Directions for this task
Where a line in the listing contains the string "displayed", copy that line out.

===== Provided information

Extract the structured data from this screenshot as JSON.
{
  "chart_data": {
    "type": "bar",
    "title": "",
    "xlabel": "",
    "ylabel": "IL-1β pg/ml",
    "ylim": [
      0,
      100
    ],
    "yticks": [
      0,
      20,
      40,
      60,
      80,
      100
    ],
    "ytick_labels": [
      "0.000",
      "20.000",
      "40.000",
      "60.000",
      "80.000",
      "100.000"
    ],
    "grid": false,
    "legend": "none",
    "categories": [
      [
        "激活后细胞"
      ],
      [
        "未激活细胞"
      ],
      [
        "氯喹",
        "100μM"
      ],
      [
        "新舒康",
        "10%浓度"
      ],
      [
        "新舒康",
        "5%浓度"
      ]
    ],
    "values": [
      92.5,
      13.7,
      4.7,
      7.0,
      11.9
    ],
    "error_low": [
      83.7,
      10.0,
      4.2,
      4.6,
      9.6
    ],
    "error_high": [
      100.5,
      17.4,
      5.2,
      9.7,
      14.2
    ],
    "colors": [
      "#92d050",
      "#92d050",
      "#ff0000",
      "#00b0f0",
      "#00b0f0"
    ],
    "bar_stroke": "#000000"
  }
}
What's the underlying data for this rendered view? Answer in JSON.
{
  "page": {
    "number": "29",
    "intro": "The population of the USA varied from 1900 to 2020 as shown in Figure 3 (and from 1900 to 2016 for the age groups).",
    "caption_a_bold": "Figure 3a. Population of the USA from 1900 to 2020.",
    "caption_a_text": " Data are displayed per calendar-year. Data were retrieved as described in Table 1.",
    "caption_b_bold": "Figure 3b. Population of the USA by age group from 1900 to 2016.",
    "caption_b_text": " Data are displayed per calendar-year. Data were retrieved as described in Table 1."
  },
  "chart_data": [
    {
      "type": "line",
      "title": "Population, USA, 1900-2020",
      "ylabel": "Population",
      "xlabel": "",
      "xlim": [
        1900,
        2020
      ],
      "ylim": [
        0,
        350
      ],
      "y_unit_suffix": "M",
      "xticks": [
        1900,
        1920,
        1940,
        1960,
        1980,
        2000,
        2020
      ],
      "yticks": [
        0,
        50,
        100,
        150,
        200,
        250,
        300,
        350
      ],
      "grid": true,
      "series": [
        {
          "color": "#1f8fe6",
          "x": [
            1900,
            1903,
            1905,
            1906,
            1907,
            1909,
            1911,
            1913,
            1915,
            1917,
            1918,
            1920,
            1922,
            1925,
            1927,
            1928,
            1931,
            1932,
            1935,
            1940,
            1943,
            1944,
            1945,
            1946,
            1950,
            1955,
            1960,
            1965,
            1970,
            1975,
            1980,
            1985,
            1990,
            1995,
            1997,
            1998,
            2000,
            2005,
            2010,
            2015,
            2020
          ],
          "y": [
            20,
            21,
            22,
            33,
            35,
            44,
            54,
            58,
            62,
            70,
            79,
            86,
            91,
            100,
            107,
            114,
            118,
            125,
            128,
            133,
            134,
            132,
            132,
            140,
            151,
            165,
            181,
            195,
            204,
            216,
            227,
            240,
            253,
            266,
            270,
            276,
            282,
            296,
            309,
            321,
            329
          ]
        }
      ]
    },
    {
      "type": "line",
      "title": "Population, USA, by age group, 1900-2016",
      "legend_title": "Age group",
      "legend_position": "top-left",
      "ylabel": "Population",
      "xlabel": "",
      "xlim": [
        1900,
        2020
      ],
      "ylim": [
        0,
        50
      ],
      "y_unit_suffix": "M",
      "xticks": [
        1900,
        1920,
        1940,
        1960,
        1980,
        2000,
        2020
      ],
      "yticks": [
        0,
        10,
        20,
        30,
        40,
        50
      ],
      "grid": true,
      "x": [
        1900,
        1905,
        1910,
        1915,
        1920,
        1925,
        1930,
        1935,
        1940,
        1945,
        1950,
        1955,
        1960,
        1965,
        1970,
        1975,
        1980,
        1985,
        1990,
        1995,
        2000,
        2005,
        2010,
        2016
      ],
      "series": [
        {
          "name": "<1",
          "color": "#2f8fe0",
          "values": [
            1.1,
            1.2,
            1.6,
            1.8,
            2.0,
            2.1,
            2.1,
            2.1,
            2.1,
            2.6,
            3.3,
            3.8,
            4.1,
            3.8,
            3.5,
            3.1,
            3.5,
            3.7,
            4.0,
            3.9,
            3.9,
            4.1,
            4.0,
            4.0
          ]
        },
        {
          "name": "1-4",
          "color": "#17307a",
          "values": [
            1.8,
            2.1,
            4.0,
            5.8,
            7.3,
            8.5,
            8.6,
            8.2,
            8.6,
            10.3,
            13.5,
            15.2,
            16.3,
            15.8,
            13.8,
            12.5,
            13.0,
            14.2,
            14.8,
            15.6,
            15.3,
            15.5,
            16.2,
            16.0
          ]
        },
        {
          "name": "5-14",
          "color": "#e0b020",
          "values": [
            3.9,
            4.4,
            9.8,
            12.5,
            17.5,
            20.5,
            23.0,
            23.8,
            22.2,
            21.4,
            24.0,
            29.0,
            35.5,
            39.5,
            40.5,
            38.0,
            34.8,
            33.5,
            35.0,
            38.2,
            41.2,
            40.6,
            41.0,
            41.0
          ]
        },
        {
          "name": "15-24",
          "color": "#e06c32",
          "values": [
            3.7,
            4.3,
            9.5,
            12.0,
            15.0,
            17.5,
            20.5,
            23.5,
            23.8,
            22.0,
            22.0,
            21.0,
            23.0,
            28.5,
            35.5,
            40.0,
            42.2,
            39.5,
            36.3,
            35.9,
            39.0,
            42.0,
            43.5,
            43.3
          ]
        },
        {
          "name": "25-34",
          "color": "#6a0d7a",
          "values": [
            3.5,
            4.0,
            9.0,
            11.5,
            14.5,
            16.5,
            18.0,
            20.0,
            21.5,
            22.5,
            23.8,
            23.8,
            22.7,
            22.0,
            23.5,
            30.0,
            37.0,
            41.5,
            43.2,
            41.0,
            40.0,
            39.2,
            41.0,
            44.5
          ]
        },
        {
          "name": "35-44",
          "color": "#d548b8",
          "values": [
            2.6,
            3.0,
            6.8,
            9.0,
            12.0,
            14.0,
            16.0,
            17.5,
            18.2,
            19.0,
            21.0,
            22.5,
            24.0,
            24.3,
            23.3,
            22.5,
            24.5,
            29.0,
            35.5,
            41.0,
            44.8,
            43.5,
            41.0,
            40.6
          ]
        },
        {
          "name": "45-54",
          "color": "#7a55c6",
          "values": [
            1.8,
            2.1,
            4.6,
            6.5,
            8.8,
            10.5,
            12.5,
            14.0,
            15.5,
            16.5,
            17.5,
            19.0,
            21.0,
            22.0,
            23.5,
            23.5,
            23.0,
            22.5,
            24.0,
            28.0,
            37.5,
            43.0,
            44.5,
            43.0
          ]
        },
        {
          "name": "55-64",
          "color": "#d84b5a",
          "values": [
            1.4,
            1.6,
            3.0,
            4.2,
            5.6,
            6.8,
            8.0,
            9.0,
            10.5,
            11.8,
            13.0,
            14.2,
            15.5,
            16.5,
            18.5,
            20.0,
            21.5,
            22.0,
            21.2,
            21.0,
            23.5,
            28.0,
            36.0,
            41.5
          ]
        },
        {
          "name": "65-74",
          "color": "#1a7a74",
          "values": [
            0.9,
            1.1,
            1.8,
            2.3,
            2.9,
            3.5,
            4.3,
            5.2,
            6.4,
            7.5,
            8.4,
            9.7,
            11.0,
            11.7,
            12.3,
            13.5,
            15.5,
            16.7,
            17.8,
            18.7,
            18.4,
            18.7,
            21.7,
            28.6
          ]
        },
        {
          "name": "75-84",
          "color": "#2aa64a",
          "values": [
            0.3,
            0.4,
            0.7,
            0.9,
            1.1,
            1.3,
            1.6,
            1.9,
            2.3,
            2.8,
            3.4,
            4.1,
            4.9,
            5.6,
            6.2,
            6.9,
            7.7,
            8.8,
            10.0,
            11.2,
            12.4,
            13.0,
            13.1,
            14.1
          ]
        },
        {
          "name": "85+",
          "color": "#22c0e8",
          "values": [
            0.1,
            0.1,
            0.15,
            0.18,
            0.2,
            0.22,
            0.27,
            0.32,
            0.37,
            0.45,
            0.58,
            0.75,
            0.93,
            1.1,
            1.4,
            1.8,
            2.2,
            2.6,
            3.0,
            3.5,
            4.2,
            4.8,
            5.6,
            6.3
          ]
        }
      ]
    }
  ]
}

==========

Task result
    "caption_a_text": " Data are displayed per calendar-year. Data were retrieved as described in Table 1.",
    "caption_b_text": " Data are displayed per calendar-year. Data were retrieved as described in Table 1."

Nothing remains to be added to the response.